Each entry below must be repeated word for word.

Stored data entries
=-=-=

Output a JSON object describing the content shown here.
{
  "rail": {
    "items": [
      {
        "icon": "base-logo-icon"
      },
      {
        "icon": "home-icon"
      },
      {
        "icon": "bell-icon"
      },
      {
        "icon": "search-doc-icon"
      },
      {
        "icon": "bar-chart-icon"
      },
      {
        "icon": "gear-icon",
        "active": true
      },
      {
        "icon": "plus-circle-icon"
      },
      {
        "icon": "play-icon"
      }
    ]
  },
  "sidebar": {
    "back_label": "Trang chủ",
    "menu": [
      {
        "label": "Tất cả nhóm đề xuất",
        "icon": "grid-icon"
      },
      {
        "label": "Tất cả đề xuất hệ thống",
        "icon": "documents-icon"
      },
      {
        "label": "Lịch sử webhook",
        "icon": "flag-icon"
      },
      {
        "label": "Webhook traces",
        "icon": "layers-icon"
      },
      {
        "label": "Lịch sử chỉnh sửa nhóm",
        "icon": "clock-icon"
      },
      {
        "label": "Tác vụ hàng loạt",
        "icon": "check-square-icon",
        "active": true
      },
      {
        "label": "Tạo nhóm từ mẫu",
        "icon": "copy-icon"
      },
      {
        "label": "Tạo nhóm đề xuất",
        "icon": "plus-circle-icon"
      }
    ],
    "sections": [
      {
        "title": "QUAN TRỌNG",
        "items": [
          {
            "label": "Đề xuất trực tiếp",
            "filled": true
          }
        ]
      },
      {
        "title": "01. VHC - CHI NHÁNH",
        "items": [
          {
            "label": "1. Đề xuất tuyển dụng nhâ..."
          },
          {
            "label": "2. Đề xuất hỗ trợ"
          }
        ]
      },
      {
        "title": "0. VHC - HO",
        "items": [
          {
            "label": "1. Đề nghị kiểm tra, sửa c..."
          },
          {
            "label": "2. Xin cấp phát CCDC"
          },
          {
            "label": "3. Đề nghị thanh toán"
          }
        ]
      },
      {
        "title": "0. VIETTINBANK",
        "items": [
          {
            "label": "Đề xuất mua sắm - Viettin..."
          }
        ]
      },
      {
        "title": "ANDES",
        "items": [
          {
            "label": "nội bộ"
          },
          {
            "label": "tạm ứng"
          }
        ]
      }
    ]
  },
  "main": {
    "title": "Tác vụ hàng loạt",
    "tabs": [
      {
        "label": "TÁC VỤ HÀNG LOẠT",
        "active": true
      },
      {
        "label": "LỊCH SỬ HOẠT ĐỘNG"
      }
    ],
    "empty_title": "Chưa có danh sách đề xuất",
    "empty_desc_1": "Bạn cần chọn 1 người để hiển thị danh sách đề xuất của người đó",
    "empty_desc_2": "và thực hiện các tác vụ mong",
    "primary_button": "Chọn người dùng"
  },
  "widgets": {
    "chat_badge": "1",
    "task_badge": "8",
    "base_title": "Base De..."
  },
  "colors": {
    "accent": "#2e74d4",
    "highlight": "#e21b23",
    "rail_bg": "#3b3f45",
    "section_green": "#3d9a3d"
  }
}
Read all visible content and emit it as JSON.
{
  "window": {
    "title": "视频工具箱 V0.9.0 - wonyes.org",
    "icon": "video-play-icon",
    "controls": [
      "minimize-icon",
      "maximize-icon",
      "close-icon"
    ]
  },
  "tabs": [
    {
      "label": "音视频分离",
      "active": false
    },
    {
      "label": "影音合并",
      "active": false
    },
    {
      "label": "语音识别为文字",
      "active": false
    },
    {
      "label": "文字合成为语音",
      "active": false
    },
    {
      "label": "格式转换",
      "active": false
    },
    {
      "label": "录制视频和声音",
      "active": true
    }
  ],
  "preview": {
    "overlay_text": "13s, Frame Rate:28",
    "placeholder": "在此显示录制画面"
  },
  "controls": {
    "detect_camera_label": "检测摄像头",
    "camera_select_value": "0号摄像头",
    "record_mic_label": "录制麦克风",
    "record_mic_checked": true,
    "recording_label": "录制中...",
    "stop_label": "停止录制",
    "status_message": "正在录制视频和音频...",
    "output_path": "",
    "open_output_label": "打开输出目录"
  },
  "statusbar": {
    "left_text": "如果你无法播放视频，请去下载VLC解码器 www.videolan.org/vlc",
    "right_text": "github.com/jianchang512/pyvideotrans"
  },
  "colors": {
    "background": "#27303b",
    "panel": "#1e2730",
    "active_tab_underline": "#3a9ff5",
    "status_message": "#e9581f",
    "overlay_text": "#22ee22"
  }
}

=-=-=

Result for this task
Output a JSON object describing the content shown here.
{
  "rail": {
    "items": [
      {
        "icon": "base-logo-icon"
      },
      {
        "icon": "home-icon"
      },
      {
        "icon": "bell-icon"
      },
      {
        "icon": "search-doc-icon"
      },
      {
        "icon": "bar-chart-icon"
      },
      {
        "icon": "gear-icon",
        "active": true
      },
      {
        "icon": "plus-circle-icon"
      },
      {
        "icon": "play-icon"
      }
    ]
  },
  "sidebar": {
    "back_label": "Trang chủ",
    "menu": [
      {
        "label": "Tất cả nhóm đề xuất",
        "icon": "grid-icon"
      },
      {
        "label": "Tất cả đề xuất hệ thống",
        "icon": "documents-icon"
      },
      {
        "label": "Lịch sử webhook",
        "icon": "flag-icon"
      },
      {
        "label": "Webhook traces",
        "icon": "layers-icon"
      },
      {
        "label": "Lịch sử chỉnh sửa nhóm",
        "icon": "clock-icon"
      },
      {
        "label": "Tác vụ hàng loạt",
        "icon": "check-square-icon",
        "active": true
      },
      {
        "label": "Tạo nhóm từ mẫu",
        "icon": "copy-icon"
      },
      {
        "label": "Tạo nhóm đề xuất",
        "icon": "plus-circle-icon"
      }
    ],
    "sections": [
      {
        "title": "QUAN TRỌNG",
        "items": [
          {
            "label": "Đề xuất trực tiếp",
            "filled": true
          }
        ]
      },
      {
        "title": "01. VHC - CHI NHÁNH",
        "items": [
          {
            "label": "1. Đề xuất tuyển dụng nhâ..."
          },
          {
            "label": "2. Đề xuất hỗ trợ"
          }
        ]
      },
      {
        "title": "0. VHC - HO",
        "items": [
          {
            "label": "1. Đề nghị kiểm tra, sửa c..."
          },
          {
            "label": "2. Xin cấp phát CCDC"
          },
          {
            "label": "3. Đề nghị thanh toán"
          }
        ]
      },
      {
        "title": "0. VIETTINBANK",
        "items": [
          {
            "label": "Đề xuất mua sắm - Viettin..."
          }
        ]
      },
      {
        "title": "ANDES",
        "items": [
          {
            "label": "nội bộ"
          },
          {
            "label": "tạm ứng"
          }
        ]
      }
    ]
  },
  "main": {
    "title": "Tác vụ hàng loạt",
    "tabs": [
      {
        "label": "TÁC VỤ HÀNG LOẠT",
        "active": true
      },
      {
        "label": "LỊCH SỬ HOẠT ĐỘNG"
      }
    ],
    "empty_title": "Chưa có danh sách đề xuất",
    "empty_desc_1": "Bạn cần chọn 1 người để hiển thị danh sách đề xuất của người đó",
    "empty_desc_2": "và thực hiện các tác vụ mong",
    "primary_button": "Chọn người dùng"
  },
  "widgets": {
    "chat_badge": "1",
    "task_badge": "8",
    "base_title": "Base De..."
  },
  "colors": {
    "accent": "#2e74d4",
    "highlight": "#e21b23",
    "rail_bg": "#3b3f45",
    "section_green": "#3d9a3d"
  }
}
Read all visible content and emit it as JSON.
{
  "window": {
    "title": "视频工具箱 V0.9.0 - wonyes.org",
    "icon": "video-play-icon",
    "controls": [
      "minimize-icon",
      "maximize-icon",
      "close-icon"
    ]
  },
  "tabs": [
    {
      "label": "音视频分离",
      "active": false
    },
    {
      "label": "影音合并",
      "active": false
    },
    {
      "label": "语音识别为文字",
      "active": false
    },
    {
      "label": "文字合成为语音",
      "active": false
    },
    {
      "label": "格式转换",
      "active": false
    },
    {
      "label": "录制视频和声音",
      "active": true
    }
  ],
  "preview": {
    "overlay_text": "13s, Frame Rate:28",
    "placeholder": "在此显示录制画面"
  },
  "controls": {
    "detect_camera_label": "检测摄像头",
    "camera_select_value": "0号摄像头",
    "record_mic_label": "录制麦克风",
    "record_mic_checked": true,
    "recording_label": "录制中...",
    "stop_label": "停止录制",
    "status_message": "正在录制视频和音频...",
    "output_path": "",
    "open_output_label": "打开输出目录"
  },
  "statusbar": {
    "left_text": "如果你无法播放视频，请去下载VLC解码器 www.videolan.org/vlc",
    "right_text": "github.com/jianchang512/pyvideotrans"
  },
  "colors": {
    "background": "#27303b",
    "panel": "#1e2730",
    "active_tab_underline": "#3a9ff5",
    "status_message": "#e9581f",
    "overlay_text": "#22ee22"
  }
}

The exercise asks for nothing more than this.